** Given records **
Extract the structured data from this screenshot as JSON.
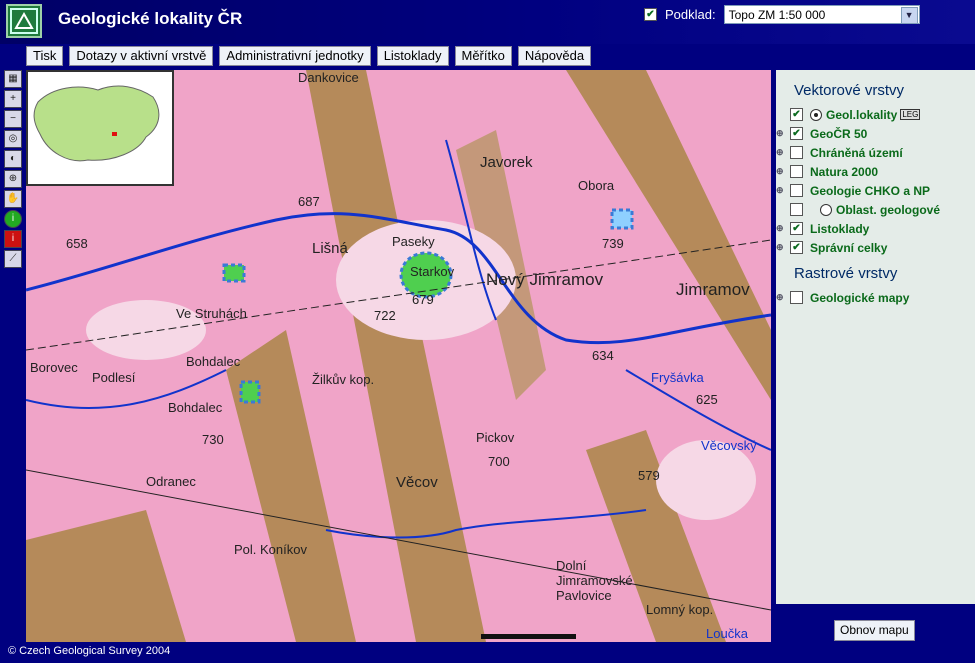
{
  "header": {
    "title": "Geologické lokality ČR",
    "podklad_label": "Podklad:",
    "podklad_checked": true,
    "podklad_value": "Topo ZM 1:50 000"
  },
  "menu": [
    "Tisk",
    "Dotazy v aktivní vrstvě",
    "Administrativní jednotky",
    "Listoklady",
    "Měřítko",
    "Nápověda"
  ],
  "tools": [
    "legend-icon",
    "zoom-in-icon",
    "zoom-out-icon",
    "zoom-extent-icon",
    "zoom-previous-icon",
    "zoom-window-icon",
    "pan-hand-icon",
    "info-green-icon",
    "info-red-icon",
    "measure-ruler-icon"
  ],
  "map": {
    "labels": [
      "Dankovice",
      "Javorek",
      "Obora",
      "Lišná",
      "Paseky",
      "Starkov",
      "679",
      "Nový Jimramov",
      "Jimramov",
      "Bohdalec",
      "Žilkův kop.",
      "Pickov",
      "700",
      "Věcov",
      "Ve Struhách",
      "Fryšávka",
      "Věcovský",
      "Borovec",
      "Podlesí",
      "Pol. Koníkov",
      "Odranec",
      "Dolní Jimramovské Pavlovice",
      "Lomný kop.",
      "Loučka",
      "Bohdalec",
      "730",
      "722",
      "658",
      "634",
      "625",
      "579",
      "739",
      "687"
    ]
  },
  "panel": {
    "vector_title": "Vektorové vrstvy",
    "raster_title": "Rastrové vrstvy",
    "layers": [
      {
        "label": "Geol.lokality",
        "checked": true,
        "radio": true,
        "legend": "LEG"
      },
      {
        "label": "GeoČR 50",
        "checked": true
      },
      {
        "label": "Chráněná území",
        "checked": false
      },
      {
        "label": "Natura 2000",
        "checked": false
      },
      {
        "label": "Geologie CHKO a NP",
        "checked": false
      },
      {
        "label": "Oblast. geologové",
        "checked": false,
        "radio": true
      },
      {
        "label": "Listoklady",
        "checked": true
      },
      {
        "label": "Správní celky",
        "checked": true
      }
    ],
    "raster_layers": [
      {
        "label": "Geologické mapy",
        "checked": false
      }
    ],
    "refresh_label": "Obnov mapu"
  },
  "footer": "© Czech Geological Survey 2004",
  "colors": {
    "background": "#000080",
    "map_pink": "#f0a4c8",
    "map_brown": "#b58a5a",
    "layer_text": "#0a6a1a"
  }
}
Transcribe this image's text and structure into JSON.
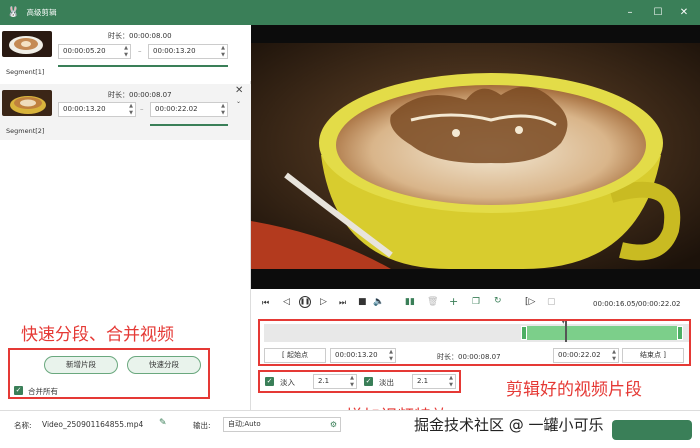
{
  "window": {
    "title": "高级剪辑",
    "logo": "rabbit-logo-icon",
    "min_icon": "–",
    "max_icon": "☐",
    "close_icon": "✕"
  },
  "segments": [
    {
      "label": "Segment[1]",
      "duration": "时长：00:00:08.00",
      "start": "00:00:05.20",
      "end": "00:00:13.20",
      "sep": "–"
    },
    {
      "label": "Segment[2]",
      "duration": "时长：00:00:08.07",
      "start": "00:00:13.20",
      "end": "00:00:22.02",
      "sep": "–"
    }
  ],
  "segment_close": "✕",
  "left_actions": {
    "new_segment": "新增片段",
    "quick_split": "快速分段",
    "merge_all": "合并所有"
  },
  "annotations": {
    "left": "快速分段、合并视频",
    "right": "剪辑好的视频片段",
    "bottom": "增加视频特效"
  },
  "playback": {
    "time": "00:00:16.05/00:00:22.02"
  },
  "trim": {
    "start_btn": "[ 起始点",
    "start": "00:00:13.20",
    "duration": "时长：00:00:08.07",
    "end": "00:00:22.02",
    "end_btn": "结束点 ]"
  },
  "effects": {
    "fade_in_label": "淡入",
    "fade_in": "2.1",
    "fade_out_label": "淡出",
    "fade_out": "2.1"
  },
  "output": {
    "name_label": "名称:",
    "name": "Video_250901164855.mp4",
    "output_label": "输出:",
    "format": "自动;Auto"
  },
  "watermark": "掘金技术社区 @ 一罐小可乐",
  "colors": {
    "accent": "#3a7f58",
    "annotation": "#e53935",
    "video_bg": "#101010"
  }
}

** Prompt **
Using the listing above, show every line that includes the string "lokality".

** Answer in full **
    "title": "Geologické lokality ČR",
        "label": "Geol.lokality",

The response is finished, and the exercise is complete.